Source data
□ □ □ □

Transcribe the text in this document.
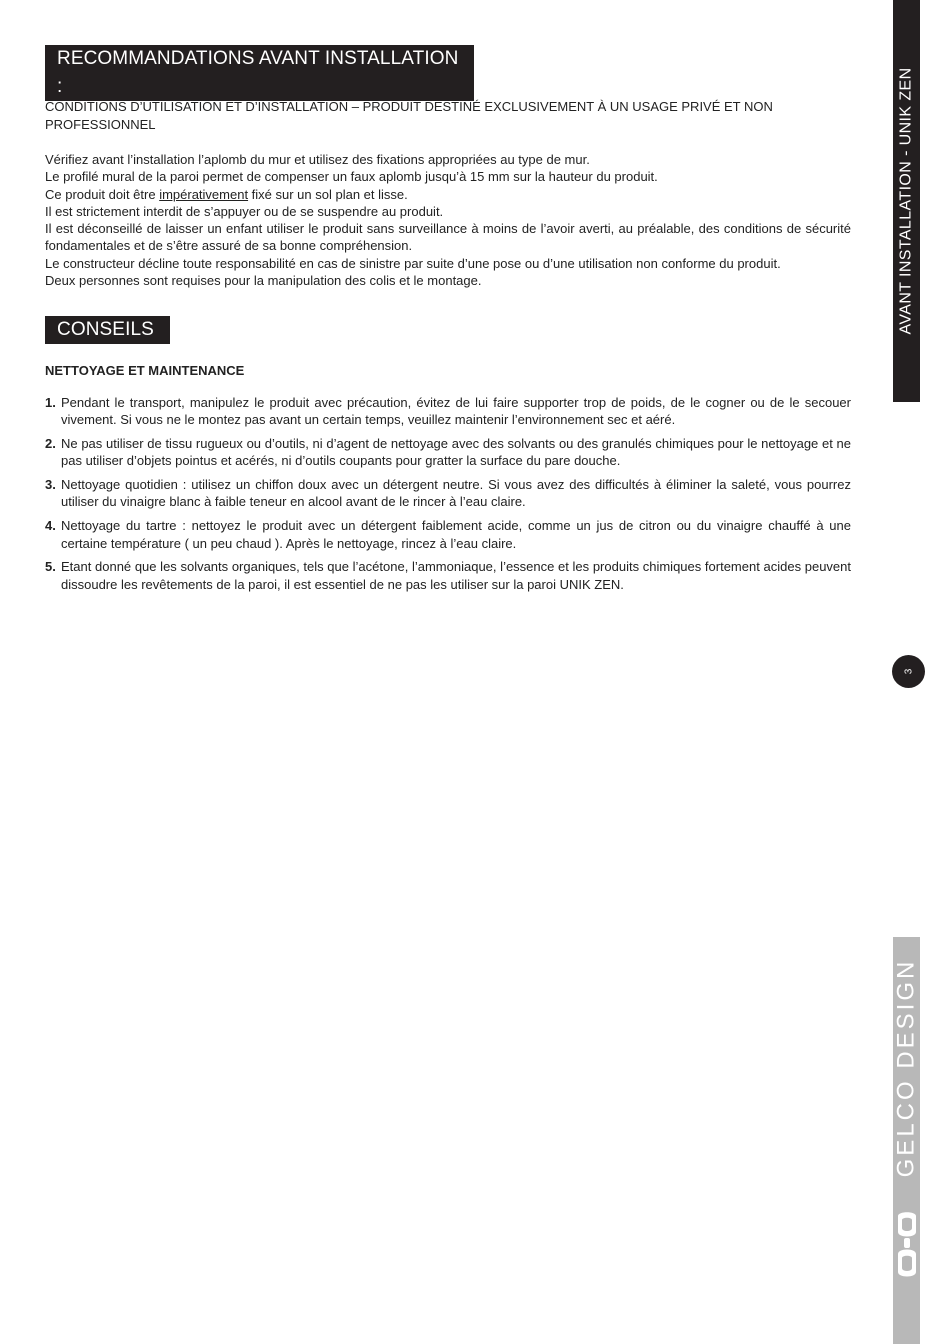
RECOMMANDATIONS AVANT INSTALLATION :
CONDITIONS D’UTILISATION ET D’INSTALLATION – PRODUIT DESTINÉ EXCLUSIVEMENT À UN USAGE PRIVÉ ET NON PROFESSIONNEL

Vérifiez avant l’installation l’aplomb du mur et utilisez des fixations appropriées au type de mur.

Le profilé mural de la paroi permet de compenser un faux aplomb jusqu’à 15 mm sur la hauteur du produit.

Ce produit doit être impérativement fixé sur un sol plan et lisse.

Il est strictement interdit de s’appuyer ou de se suspendre au produit.

Il est déconseillé de laisser un enfant utiliser le produit sans surveillance à moins de l’avoir averti, au préalable, des conditions de sécurité fondamentales et de s’être assuré de sa bonne compréhension.

Le constructeur décline toute responsabilité en cas de sinistre par suite d’une pose ou d’une utilisation non conforme du produit.

Deux personnes sont requises pour la manipulation des colis et le montage.

CONSEILS
NETTOYAGE ET MAINTENANCE
1. Pendant le transport, manipulez le produit avec précaution, évitez de lui faire supporter trop de poids, de le cogner ou de le secouer vivement. Si vous ne le montez pas avant un certain temps, veuillez maintenir l’environnement sec et aéré.
2. Ne pas utiliser de tissu rugueux ou d’outils, ni d’agent de nettoyage avec des solvants ou des granulés chimiques pour le nettoyage et ne pas utiliser d’objets pointus et acérés, ni d’outils coupants pour gratter la surface du pare douche.
3. Nettoyage quotidien : utilisez un chiffon doux avec un détergent neutre. Si vous avez des difficultés à éliminer la saleté, vous pourrez utiliser du vinaigre blanc à faible teneur en alcool avant de le rincer à l’eau claire.
4. Nettoyage du tartre : nettoyez le produit avec un détergent faiblement acide, comme un jus de citron ou du vinaigre chauffé à une certaine température ( un peu chaud ). Après le nettoyage, rincez à l’eau claire.
5. Etant donné que les solvants organiques, tels que l’acétone, l’ammoniaque, l’essence et les produits chimiques fortement acides peuvent dissoudre les revêtements de la paroi, il est essentiel de ne pas les utiliser sur la paroi UNIK ZEN.
AVANT INSTALLATION - UNIK ZEN
3
GELCO DESIGN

□ □ □ □

Each record above should come back exactly the same, only without its pictures.

→ Exercise response:
Transcribe the text in this document.
RECOMMANDATIONS AVANT INSTALLATION :
CONDITIONS D’UTILISATION ET D’INSTALLATION – PRODUIT DESTINÉ EXCLUSIVEMENT À UN USAGE PRIVÉ ET NON PROFESSIONNEL

Vérifiez avant l’installation l’aplomb du mur et utilisez des fixations appropriées au type de mur.

Le profilé mural de la paroi permet de compenser un faux aplomb jusqu’à 15 mm sur la hauteur du produit.

Ce produit doit être impérativement fixé sur un sol plan et lisse.

Il est strictement interdit de s’appuyer ou de se suspendre au produit.

Il est déconseillé de laisser un enfant utiliser le produit sans surveillance à moins de l’avoir averti, au préalable, des conditions de sécurité fondamentales et de s’être assuré de sa bonne compréhension.

Le constructeur décline toute responsabilité en cas de sinistre par suite d’une pose ou d’une utilisation non conforme du produit.

Deux personnes sont requises pour la manipulation des colis et le montage.

CONSEILS
NETTOYAGE ET MAINTENANCE
1. Pendant le transport, manipulez le produit avec précaution, évitez de lui faire supporter trop de poids, de le cogner ou de le secouer vivement. Si vous ne le montez pas avant un certain temps, veuillez maintenir l’environnement sec et aéré.
2. Ne pas utiliser de tissu rugueux ou d’outils, ni d’agent de nettoyage avec des solvants ou des granulés chimiques pour le nettoyage et ne pas utiliser d’objets pointus et acérés, ni d’outils coupants pour gratter la surface du pare douche.
3. Nettoyage quotidien : utilisez un chiffon doux avec un détergent neutre. Si vous avez des difficultés à éliminer la saleté, vous pourrez utiliser du vinaigre blanc à faible teneur en alcool avant de le rincer à l’eau claire.
4. Nettoyage du tartre : nettoyez le produit avec un détergent faiblement acide, comme un jus de citron ou du vinaigre chauffé à une certaine température ( un peu chaud ). Après le nettoyage, rincez à l’eau claire.
5. Etant donné que les solvants organiques, tels que l’acétone, l’ammoniaque, l’essence et les produits chimiques fortement acides peuvent dissoudre les revêtements de la paroi, il est essentiel de ne pas les utiliser sur la paroi UNIK ZEN.
AVANT INSTALLATION - UNIK ZEN
3
GELCO DESIGN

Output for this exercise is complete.